[Aim] Retype each record shown below, leaving every character as it is.

-- -- --

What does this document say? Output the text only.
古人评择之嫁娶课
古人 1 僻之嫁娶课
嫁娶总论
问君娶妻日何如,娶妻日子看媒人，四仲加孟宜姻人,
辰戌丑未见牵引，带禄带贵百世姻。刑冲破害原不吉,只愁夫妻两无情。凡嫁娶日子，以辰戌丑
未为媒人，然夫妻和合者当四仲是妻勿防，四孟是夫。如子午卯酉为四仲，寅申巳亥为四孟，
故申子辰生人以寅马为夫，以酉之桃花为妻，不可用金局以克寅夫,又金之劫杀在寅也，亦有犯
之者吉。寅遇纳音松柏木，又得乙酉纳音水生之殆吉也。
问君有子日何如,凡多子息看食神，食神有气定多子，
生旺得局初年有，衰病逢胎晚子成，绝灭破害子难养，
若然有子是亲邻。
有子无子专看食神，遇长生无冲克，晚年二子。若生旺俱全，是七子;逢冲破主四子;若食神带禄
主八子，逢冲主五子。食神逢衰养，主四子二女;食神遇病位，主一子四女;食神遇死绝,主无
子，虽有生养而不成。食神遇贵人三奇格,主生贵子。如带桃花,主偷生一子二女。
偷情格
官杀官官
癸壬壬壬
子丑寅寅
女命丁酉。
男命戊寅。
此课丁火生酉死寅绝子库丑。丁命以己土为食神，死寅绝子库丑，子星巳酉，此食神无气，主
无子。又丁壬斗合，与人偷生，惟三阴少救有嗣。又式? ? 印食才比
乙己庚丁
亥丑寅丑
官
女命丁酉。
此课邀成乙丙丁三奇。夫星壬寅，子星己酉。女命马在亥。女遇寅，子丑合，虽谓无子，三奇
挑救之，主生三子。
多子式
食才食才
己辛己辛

-- -- --

[Exercise response]
What does this document say? Output the text only.
古人评择之嫁娶课
古人 1 僻之嫁娶课
嫁娶总论
问君娶妻日何如,娶妻日子看媒人，四仲加孟宜姻人,
辰戌丑未见牵引，带禄带贵百世姻。刑冲破害原不吉,只愁夫妻两无情。凡嫁娶日子，以辰戌丑
未为媒人，然夫妻和合者当四仲是妻勿防，四孟是夫。如子午卯酉为四仲，寅申巳亥为四孟，
故申子辰生人以寅马为夫，以酉之桃花为妻，不可用金局以克寅夫,又金之劫杀在寅也，亦有犯
之者吉。寅遇纳音松柏木，又得乙酉纳音水生之殆吉也。
问君有子日何如,凡多子息看食神，食神有气定多子，
生旺得局初年有，衰病逢胎晚子成，绝灭破害子难养，
若然有子是亲邻。
有子无子专看食神，遇长生无冲克，晚年二子。若生旺俱全，是七子;逢冲破主四子;若食神带禄
主八子，逢冲主五子。食神逢衰养，主四子二女;食神遇病位，主一子四女;食神遇死绝,主无
子，虽有生养而不成。食神遇贵人三奇格,主生贵子。如带桃花,主偷生一子二女。
偷情格
官杀官官
癸壬壬壬
子丑寅寅
女命丁酉。
男命戊寅。
此课丁火生酉死寅绝子库丑。丁命以己土为食神，死寅绝子库丑，子星巳酉，此食神无气，主
无子。又丁壬斗合，与人偷生，惟三阴少救有嗣。又式? ? 印食才比
乙己庚丁
亥丑寅丑
官
女命丁酉。
此课邀成乙丙丁三奇。夫星壬寅，子星己酉。女命马在亥。女遇寅，子丑合，虽谓无子，三奇
挑救之，主生三子。
多子式
食才食才
己辛己辛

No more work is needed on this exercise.